#### Given data ####

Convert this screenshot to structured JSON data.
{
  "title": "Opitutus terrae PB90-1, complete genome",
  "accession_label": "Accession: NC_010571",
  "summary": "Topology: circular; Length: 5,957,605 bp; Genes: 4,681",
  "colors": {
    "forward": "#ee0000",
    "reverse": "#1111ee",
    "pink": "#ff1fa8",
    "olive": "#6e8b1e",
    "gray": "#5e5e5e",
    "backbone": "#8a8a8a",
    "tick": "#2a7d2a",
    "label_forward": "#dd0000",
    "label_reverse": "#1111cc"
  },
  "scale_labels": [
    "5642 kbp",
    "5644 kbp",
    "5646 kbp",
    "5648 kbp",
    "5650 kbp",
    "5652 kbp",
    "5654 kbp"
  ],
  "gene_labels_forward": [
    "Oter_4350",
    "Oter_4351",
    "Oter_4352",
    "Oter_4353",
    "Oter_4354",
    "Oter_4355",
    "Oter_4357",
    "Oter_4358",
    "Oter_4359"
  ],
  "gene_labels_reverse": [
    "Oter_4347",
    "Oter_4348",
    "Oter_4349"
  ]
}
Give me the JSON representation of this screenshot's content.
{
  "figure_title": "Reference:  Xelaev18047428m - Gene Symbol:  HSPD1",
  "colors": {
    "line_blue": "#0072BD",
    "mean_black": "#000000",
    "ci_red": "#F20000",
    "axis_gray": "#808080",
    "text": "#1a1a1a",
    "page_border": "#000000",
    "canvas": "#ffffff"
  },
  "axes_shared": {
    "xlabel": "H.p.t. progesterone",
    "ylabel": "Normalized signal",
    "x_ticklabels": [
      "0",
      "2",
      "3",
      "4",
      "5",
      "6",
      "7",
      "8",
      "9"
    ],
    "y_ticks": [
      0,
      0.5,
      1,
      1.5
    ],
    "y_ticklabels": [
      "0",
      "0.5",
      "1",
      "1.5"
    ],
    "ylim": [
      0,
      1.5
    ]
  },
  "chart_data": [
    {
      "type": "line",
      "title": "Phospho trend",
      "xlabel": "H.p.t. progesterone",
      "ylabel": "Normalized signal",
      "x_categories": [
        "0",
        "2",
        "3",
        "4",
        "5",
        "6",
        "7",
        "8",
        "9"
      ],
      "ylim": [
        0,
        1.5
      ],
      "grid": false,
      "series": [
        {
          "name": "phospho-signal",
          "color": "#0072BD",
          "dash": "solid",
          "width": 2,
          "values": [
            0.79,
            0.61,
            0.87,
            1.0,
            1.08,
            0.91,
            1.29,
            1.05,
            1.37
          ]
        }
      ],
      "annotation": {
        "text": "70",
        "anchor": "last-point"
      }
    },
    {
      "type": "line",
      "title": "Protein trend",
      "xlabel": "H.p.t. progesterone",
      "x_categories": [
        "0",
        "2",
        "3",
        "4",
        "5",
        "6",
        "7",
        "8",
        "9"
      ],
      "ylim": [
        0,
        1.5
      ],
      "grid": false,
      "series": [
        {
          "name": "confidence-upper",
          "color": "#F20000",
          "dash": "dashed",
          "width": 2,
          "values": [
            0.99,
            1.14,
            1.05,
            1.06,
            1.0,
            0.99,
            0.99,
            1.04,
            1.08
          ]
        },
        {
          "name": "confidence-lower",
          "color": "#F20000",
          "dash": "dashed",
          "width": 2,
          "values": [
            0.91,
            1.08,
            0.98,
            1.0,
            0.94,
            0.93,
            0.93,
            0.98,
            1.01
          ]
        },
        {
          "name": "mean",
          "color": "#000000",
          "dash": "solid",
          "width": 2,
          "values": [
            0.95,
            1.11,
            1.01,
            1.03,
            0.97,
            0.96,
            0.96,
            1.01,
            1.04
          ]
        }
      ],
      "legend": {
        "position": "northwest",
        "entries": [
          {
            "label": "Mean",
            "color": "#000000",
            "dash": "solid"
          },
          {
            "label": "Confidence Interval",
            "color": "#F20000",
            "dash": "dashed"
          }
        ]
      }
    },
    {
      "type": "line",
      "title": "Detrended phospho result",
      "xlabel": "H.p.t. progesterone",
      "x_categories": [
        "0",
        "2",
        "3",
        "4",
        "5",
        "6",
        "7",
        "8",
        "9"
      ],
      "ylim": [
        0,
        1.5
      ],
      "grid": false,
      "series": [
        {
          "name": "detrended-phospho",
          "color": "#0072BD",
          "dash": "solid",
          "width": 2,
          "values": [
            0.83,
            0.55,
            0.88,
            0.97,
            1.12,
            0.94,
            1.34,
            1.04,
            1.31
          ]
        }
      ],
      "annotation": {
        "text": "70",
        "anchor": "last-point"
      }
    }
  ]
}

####

- Exercise goal
All of the data above should be reproduced verbatim.

- Solution to this exercise
Convert this screenshot to structured JSON data.
{
  "title": "Opitutus terrae PB90-1, complete genome",
  "accession_label": "Accession: NC_010571",
  "summary": "Topology: circular; Length: 5,957,605 bp; Genes: 4,681",
  "colors": {
    "forward": "#ee0000",
    "reverse": "#1111ee",
    "pink": "#ff1fa8",
    "olive": "#6e8b1e",
    "gray": "#5e5e5e",
    "backbone": "#8a8a8a",
    "tick": "#2a7d2a",
    "label_forward": "#dd0000",
    "label_reverse": "#1111cc"
  },
  "scale_labels": [
    "5642 kbp",
    "5644 kbp",
    "5646 kbp",
    "5648 kbp",
    "5650 kbp",
    "5652 kbp",
    "5654 kbp"
  ],
  "gene_labels_forward": [
    "Oter_4350",
    "Oter_4351",
    "Oter_4352",
    "Oter_4353",
    "Oter_4354",
    "Oter_4355",
    "Oter_4357",
    "Oter_4358",
    "Oter_4359"
  ],
  "gene_labels_reverse": [
    "Oter_4347",
    "Oter_4348",
    "Oter_4349"
  ]
}
Give me the JSON representation of this screenshot's content.
{
  "figure_title": "Reference:  Xelaev18047428m - Gene Symbol:  HSPD1",
  "colors": {
    "line_blue": "#0072BD",
    "mean_black": "#000000",
    "ci_red": "#F20000",
    "axis_gray": "#808080",
    "text": "#1a1a1a",
    "page_border": "#000000",
    "canvas": "#ffffff"
  },
  "axes_shared": {
    "xlabel": "H.p.t. progesterone",
    "ylabel": "Normalized signal",
    "x_ticklabels": [
      "0",
      "2",
      "3",
      "4",
      "5",
      "6",
      "7",
      "8",
      "9"
    ],
    "y_ticks": [
      0,
      0.5,
      1,
      1.5
    ],
    "y_ticklabels": [
      "0",
      "0.5",
      "1",
      "1.5"
    ],
    "ylim": [
      0,
      1.5
    ]
  },
  "chart_data": [
    {
      "type": "line",
      "title": "Phospho trend",
      "xlabel": "H.p.t. progesterone",
      "ylabel": "Normalized signal",
      "x_categories": [
        "0",
        "2",
        "3",
        "4",
        "5",
        "6",
        "7",
        "8",
        "9"
      ],
      "ylim": [
        0,
        1.5
      ],
      "grid": false,
      "series": [
        {
          "name": "phospho-signal",
          "color": "#0072BD",
          "dash": "solid",
          "width": 2,
          "values": [
            0.79,
            0.61,
            0.87,
            1.0,
            1.08,
            0.91,
            1.29,
            1.05,
            1.37
          ]
        }
      ],
      "annotation": {
        "text": "70",
        "anchor": "last-point"
      }
    },
    {
      "type": "line",
      "title": "Protein trend",
      "xlabel": "H.p.t. progesterone",
      "x_categories": [
        "0",
        "2",
        "3",
        "4",
        "5",
        "6",
        "7",
        "8",
        "9"
      ],
      "ylim": [
        0,
        1.5
      ],
      "grid": false,
      "series": [
        {
          "name": "confidence-upper",
          "color": "#F20000",
          "dash": "dashed",
          "width": 2,
          "values": [
            0.99,
            1.14,
            1.05,
            1.06,
            1.0,
            0.99,
            0.99,
            1.04,
            1.08
          ]
        },
        {
          "name": "confidence-lower",
          "color": "#F20000",
          "dash": "dashed",
          "width": 2,
          "values": [
            0.91,
            1.08,
            0.98,
            1.0,
            0.94,
            0.93,
            0.93,
            0.98,
            1.01
          ]
        },
        {
          "name": "mean",
          "color": "#000000",
          "dash": "solid",
          "width": 2,
          "values": [
            0.95,
            1.11,
            1.01,
            1.03,
            0.97,
            0.96,
            0.96,
            1.01,
            1.04
          ]
        }
      ],
      "legend": {
        "position": "northwest",
        "entries": [
          {
            "label": "Mean",
            "color": "#000000",
            "dash": "solid"
          },
          {
            "label": "Confidence Interval",
            "color": "#F20000",
            "dash": "dashed"
          }
        ]
      }
    },
    {
      "type": "line",
      "title": "Detrended phospho result",
      "xlabel": "H.p.t. progesterone",
      "x_categories": [
        "0",
        "2",
        "3",
        "4",
        "5",
        "6",
        "7",
        "8",
        "9"
      ],
      "ylim": [
        0,
        1.5
      ],
      "grid": false,
      "series": [
        {
          "name": "detrended-phospho",
          "color": "#0072BD",
          "dash": "solid",
          "width": 2,
          "values": [
            0.83,
            0.55,
            0.88,
            0.97,
            1.12,
            0.94,
            1.34,
            1.04,
            1.31
          ]
        }
      ],
      "annotation": {
        "text": "70",
        "anchor": "last-point"
      }
    }
  ]
}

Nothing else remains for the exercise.